■ Stated exercise ■
Give back exactly the lines starting at the one with "Parse this screenshot: output" and ending at the last line of the data below. Pictures are not part of the copy.

■ Records shown ■
* start *
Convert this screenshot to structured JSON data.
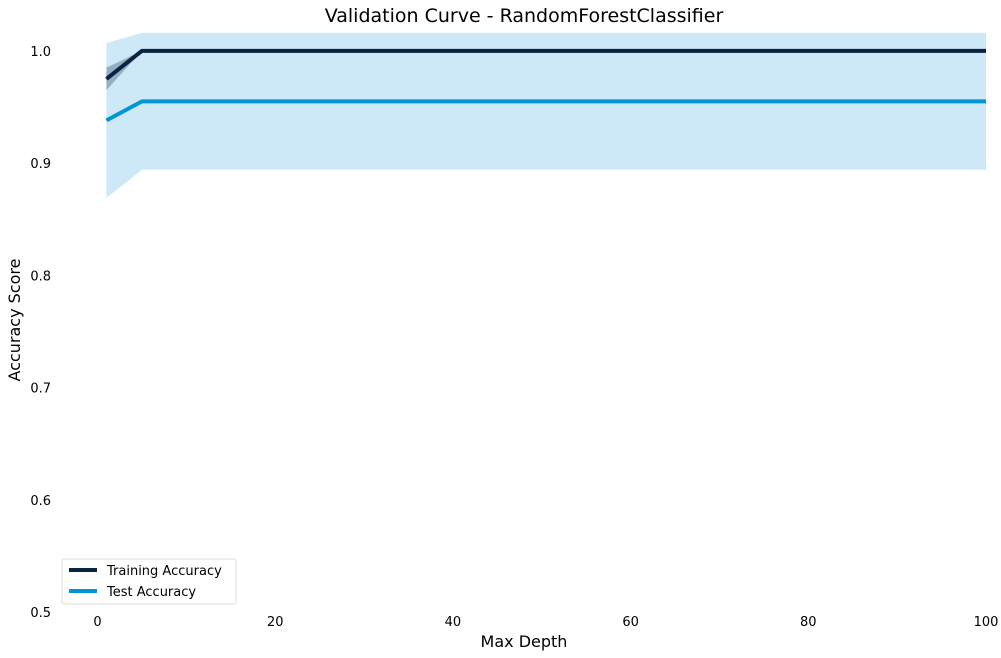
{
  "chart_data": {
    "type": "line",
    "title": "Validation Curve - RandomForestClassifier",
    "xlabel": "Max Depth",
    "ylabel": "Accuracy Score",
    "xlim": [
      -4,
      100
    ],
    "ylim": [
      0.5,
      1.015
    ],
    "xticks": [
      0,
      20,
      40,
      60,
      80,
      100
    ],
    "yticks": [
      0.5,
      0.6,
      0.7,
      0.8,
      0.9,
      1.0
    ],
    "grid": false,
    "legend_position": "lower-left",
    "x": [
      1,
      5,
      10,
      20,
      50,
      100
    ],
    "series": [
      {
        "name": "Training Accuracy",
        "color": "#0a2342",
        "band_color": "#7f9bb3",
        "values": [
          0.975,
          1.0,
          1.0,
          1.0,
          1.0,
          1.0
        ],
        "lower": [
          0.965,
          1.0,
          1.0,
          1.0,
          1.0,
          1.0
        ],
        "upper": [
          0.985,
          1.0,
          1.0,
          1.0,
          1.0,
          1.0
        ]
      },
      {
        "name": "Test Accuracy",
        "color": "#0096d6",
        "band_color": "#cde9f7",
        "values": [
          0.938,
          0.955,
          0.955,
          0.955,
          0.955,
          0.955
        ],
        "lower": [
          0.869,
          0.894,
          0.894,
          0.894,
          0.894,
          0.894
        ],
        "upper": [
          1.007,
          1.016,
          1.016,
          1.016,
          1.016,
          1.016
        ]
      }
    ]
  }
}
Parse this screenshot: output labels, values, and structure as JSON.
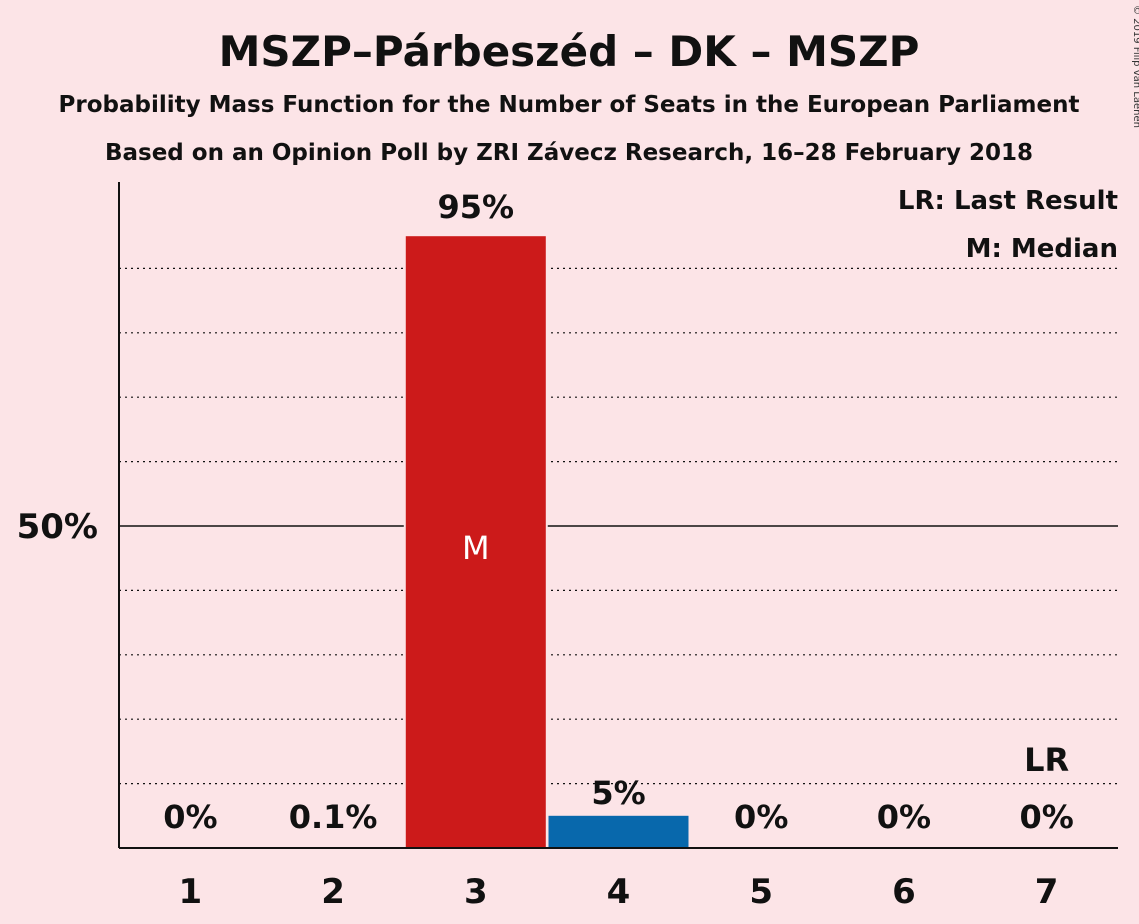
{
  "chart_data": {
    "type": "bar",
    "title": "MSZP–Párbeszéd – DK – MSZP",
    "subtitle1": "Probability Mass Function for the Number of Seats in the European Parliament",
    "subtitle2": "Based on an Opinion Poll by ZRI Závecz Research, 16–28 February 2018",
    "copyright": "© 2019 Filip van Laenen",
    "categories": [
      "1",
      "2",
      "3",
      "4",
      "5",
      "6",
      "7"
    ],
    "values": [
      0,
      0.1,
      95,
      5,
      0,
      0,
      0
    ],
    "value_labels": [
      "0%",
      "0.1%",
      "95%",
      "5%",
      "0%",
      "0%",
      "0%"
    ],
    "bar_colors": [
      "#cc1a1a",
      "#cc1a1a",
      "#cc1a1a",
      "#0868ac",
      "#cc1a1a",
      "#cc1a1a",
      "#cc1a1a"
    ],
    "ylim": [
      0,
      100
    ],
    "y_tick_label": "50%",
    "y_tick_value": 50,
    "grid_step": 10,
    "median_category": "3",
    "median_marker": "M",
    "last_result_category": "7",
    "last_result_marker": "LR",
    "legend": [
      "LR: Last Result",
      "M: Median"
    ],
    "legend_position": "top-right",
    "colors": {
      "background": "#fce4e7",
      "red": "#cc1a1a",
      "blue": "#0868ac"
    }
  }
}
* end *
■ Finished task ■
Parse this screenshot: output labels, values, and structure as JSON.
{
  "chart_data": {
    "type": "bar",
    "title": "MSZP–Párbeszéd – DK – MSZP",
    "subtitle1": "Probability Mass Function for the Number of Seats in the European Parliament",
    "subtitle2": "Based on an Opinion Poll by ZRI Závecz Research, 16–28 February 2018",
    "copyright": "© 2019 Filip van Laenen",
    "categories": [
      "1",
      "2",
      "3",
      "4",
      "5",
      "6",
      "7"
    ],
    "values": [
      0,
      0.1,
      95,
      5,
      0,
      0,
      0
    ],
    "value_labels": [
      "0%",
      "0.1%",
      "95%",
      "5%",
      "0%",
      "0%",
      "0%"
    ],
    "bar_colors": [
      "#cc1a1a",
      "#cc1a1a",
      "#cc1a1a",
      "#0868ac",
      "#cc1a1a",
      "#cc1a1a",
      "#cc1a1a"
    ],
    "ylim": [
      0,
      100
    ],
    "y_tick_label": "50%",
    "y_tick_value": 50,
    "grid_step": 10,
    "median_category": "3",
    "median_marker": "M",
    "last_result_category": "7",
    "last_result_marker": "LR",
    "legend": [
      "LR: Last Result",
      "M: Median"
    ],
    "legend_position": "top-right",
    "colors": {
      "background": "#fce4e7",
      "red": "#cc1a1a",
      "blue": "#0868ac"
    }
  }
}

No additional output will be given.